**Task brief:**
Pull out every line below that contains the word "years".

**Given information:**

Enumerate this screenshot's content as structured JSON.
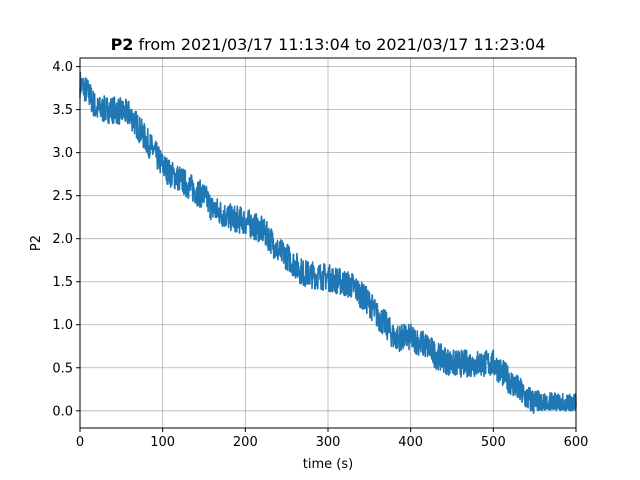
{
  "chart_data": {
    "type": "line",
    "title_bold": "P2",
    "title_rest": " from 2021/03/17 11:13:04 to 2021/03/17 11:23:04",
    "xlabel": "time (s)",
    "ylabel": "P2",
    "xlim": [
      0,
      600
    ],
    "ylim": [
      -0.2,
      4.1
    ],
    "xticks": [
      "0",
      "100",
      "200",
      "300",
      "400",
      "500",
      "600"
    ],
    "yticks": [
      "0.0",
      "0.5",
      "1.0",
      "1.5",
      "2.0",
      "2.5",
      "3.0",
      "3.5",
      "4.0"
    ],
    "grid": true,
    "line_color": "#1f77b4",
    "noise_band": 0.16,
    "series": [
      {
        "x": [
          0,
          10,
          20,
          40,
          60,
          70,
          80,
          90,
          100,
          110,
          120,
          140,
          150,
          160,
          170,
          180,
          200,
          220,
          230,
          240,
          250,
          260,
          270,
          300,
          330,
          340,
          350,
          360,
          370,
          380,
          400,
          420,
          430,
          440,
          450,
          460,
          480,
          500,
          510,
          520,
          530,
          540,
          550,
          560,
          570,
          580,
          590,
          600
        ],
        "values": [
          3.8,
          3.7,
          3.5,
          3.5,
          3.45,
          3.3,
          3.15,
          3.0,
          2.85,
          2.75,
          2.7,
          2.55,
          2.5,
          2.35,
          2.3,
          2.25,
          2.2,
          2.1,
          2.0,
          1.85,
          1.8,
          1.7,
          1.6,
          1.55,
          1.45,
          1.35,
          1.25,
          1.1,
          1.0,
          0.85,
          0.85,
          0.75,
          0.65,
          0.6,
          0.55,
          0.55,
          0.55,
          0.55,
          0.45,
          0.35,
          0.25,
          0.15,
          0.1,
          0.05,
          0.05,
          0.05,
          0.05,
          0.05
        ]
      }
    ]
  }
}
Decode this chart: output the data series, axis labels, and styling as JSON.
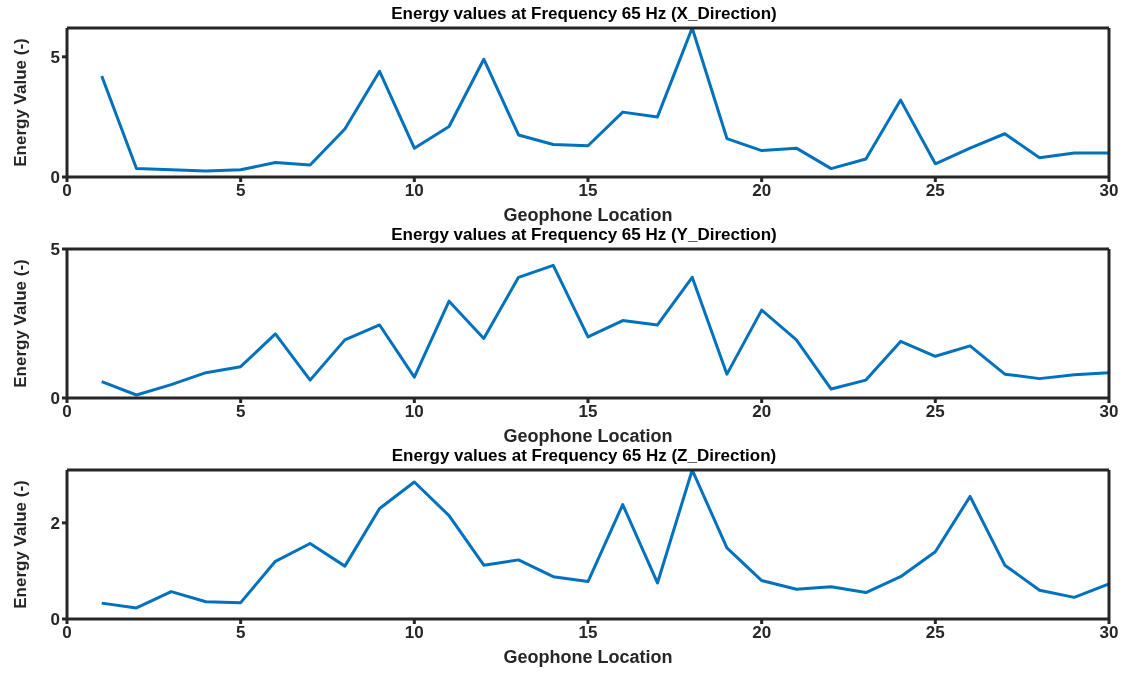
{
  "chart_data": [
    {
      "type": "line",
      "title": "Energy values at Frequency 65 Hz (X_Direction)",
      "xlabel": "Geophone Location",
      "ylabel": "Energy Value (-)",
      "color": "#0072bd",
      "marker": "none",
      "x": [
        1,
        2,
        3,
        4,
        5,
        6,
        7,
        8,
        9,
        10,
        11,
        12,
        13,
        14,
        15,
        16,
        17,
        18,
        19,
        20,
        21,
        22,
        23,
        24,
        25,
        26,
        27,
        28,
        29,
        30
      ],
      "values": [
        4.2,
        0.35,
        0.3,
        0.25,
        0.3,
        0.6,
        0.5,
        2.0,
        4.4,
        1.2,
        2.1,
        4.9,
        1.75,
        1.35,
        1.3,
        2.7,
        2.5,
        6.2,
        1.6,
        1.1,
        1.2,
        0.35,
        0.75,
        3.2,
        0.55,
        1.2,
        1.8,
        0.8,
        1.0,
        1.0
      ],
      "xlim": [
        0,
        30
      ],
      "xticks": [
        0,
        5,
        10,
        15,
        20,
        25,
        30
      ],
      "ylim": [
        0,
        6.2
      ],
      "yticks": [
        0,
        5
      ]
    },
    {
      "type": "line",
      "title": "Energy values at Frequency 65 Hz (Y_Direction)",
      "xlabel": "Geophone Location",
      "ylabel": "Energy Value (-)",
      "color": "#0072bd",
      "marker": "none",
      "x": [
        1,
        2,
        3,
        4,
        5,
        6,
        7,
        8,
        9,
        10,
        11,
        12,
        13,
        14,
        15,
        16,
        17,
        18,
        19,
        20,
        21,
        22,
        23,
        24,
        25,
        26,
        27,
        28,
        29,
        30
      ],
      "values": [
        0.55,
        0.1,
        0.45,
        0.85,
        1.05,
        2.15,
        0.6,
        1.95,
        2.45,
        0.7,
        3.25,
        2.0,
        4.05,
        4.45,
        2.05,
        2.6,
        2.45,
        4.05,
        0.8,
        2.95,
        1.95,
        0.3,
        0.6,
        1.9,
        1.4,
        1.75,
        0.8,
        0.65,
        0.78,
        0.85
      ],
      "xlim": [
        0,
        30
      ],
      "xticks": [
        0,
        5,
        10,
        15,
        20,
        25,
        30
      ],
      "ylim": [
        0,
        5
      ],
      "yticks": [
        0,
        5
      ]
    },
    {
      "type": "line",
      "title": "Energy values at Frequency 65 Hz (Z_Direction)",
      "xlabel": "Geophone Location",
      "ylabel": "Energy Value (-)",
      "color": "#0072bd",
      "marker": "none",
      "x": [
        1,
        2,
        3,
        4,
        5,
        6,
        7,
        8,
        9,
        10,
        11,
        12,
        13,
        14,
        15,
        16,
        17,
        18,
        19,
        20,
        21,
        22,
        23,
        24,
        25,
        26,
        27,
        28,
        29,
        30
      ],
      "values": [
        0.33,
        0.23,
        0.57,
        0.36,
        0.34,
        1.2,
        1.57,
        1.1,
        2.3,
        2.85,
        2.15,
        1.12,
        1.23,
        0.88,
        0.78,
        2.38,
        0.75,
        3.1,
        1.48,
        0.8,
        0.62,
        0.67,
        0.55,
        0.88,
        1.4,
        2.55,
        1.12,
        0.6,
        0.45,
        0.73
      ],
      "xlim": [
        0,
        30
      ],
      "xticks": [
        0,
        5,
        10,
        15,
        20,
        25,
        30
      ],
      "ylim": [
        0,
        3.1
      ],
      "yticks": [
        0,
        2
      ]
    }
  ]
}
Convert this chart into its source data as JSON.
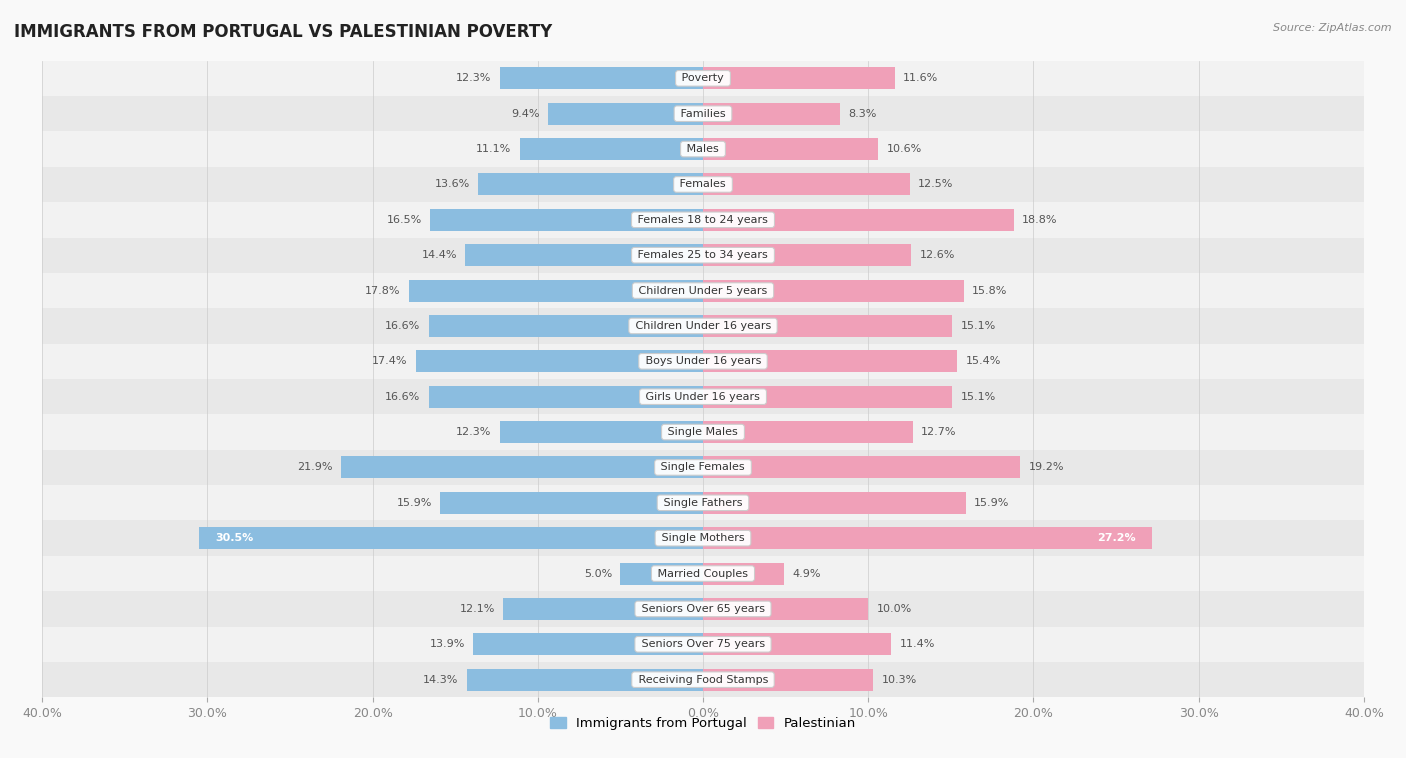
{
  "title": "IMMIGRANTS FROM PORTUGAL VS PALESTINIAN POVERTY",
  "source": "Source: ZipAtlas.com",
  "categories": [
    "Poverty",
    "Families",
    "Males",
    "Females",
    "Females 18 to 24 years",
    "Females 25 to 34 years",
    "Children Under 5 years",
    "Children Under 16 years",
    "Boys Under 16 years",
    "Girls Under 16 years",
    "Single Males",
    "Single Females",
    "Single Fathers",
    "Single Mothers",
    "Married Couples",
    "Seniors Over 65 years",
    "Seniors Over 75 years",
    "Receiving Food Stamps"
  ],
  "portugal_values": [
    12.3,
    9.4,
    11.1,
    13.6,
    16.5,
    14.4,
    17.8,
    16.6,
    17.4,
    16.6,
    12.3,
    21.9,
    15.9,
    30.5,
    5.0,
    12.1,
    13.9,
    14.3
  ],
  "palestinian_values": [
    11.6,
    8.3,
    10.6,
    12.5,
    18.8,
    12.6,
    15.8,
    15.1,
    15.4,
    15.1,
    12.7,
    19.2,
    15.9,
    27.2,
    4.9,
    10.0,
    11.4,
    10.3
  ],
  "portugal_color": "#8bbde0",
  "palestinian_color": "#f0a0b8",
  "row_colors": [
    "#f2f2f2",
    "#e8e8e8"
  ],
  "xlim": 40.0,
  "bar_height": 0.62,
  "legend_labels": [
    "Immigrants from Portugal",
    "Palestinian"
  ],
  "tick_color": "#888888",
  "label_color": "#555555",
  "title_color": "#222222",
  "source_color": "#888888"
}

**The output:**
    "Females 18 to 24 years",
    "Females 25 to 34 years",
    "Children Under 5 years",
    "Children Under 16 years",
    "Boys Under 16 years",
    "Girls Under 16 years",
    "Seniors Over 65 years",
    "Seniors Over 75 years",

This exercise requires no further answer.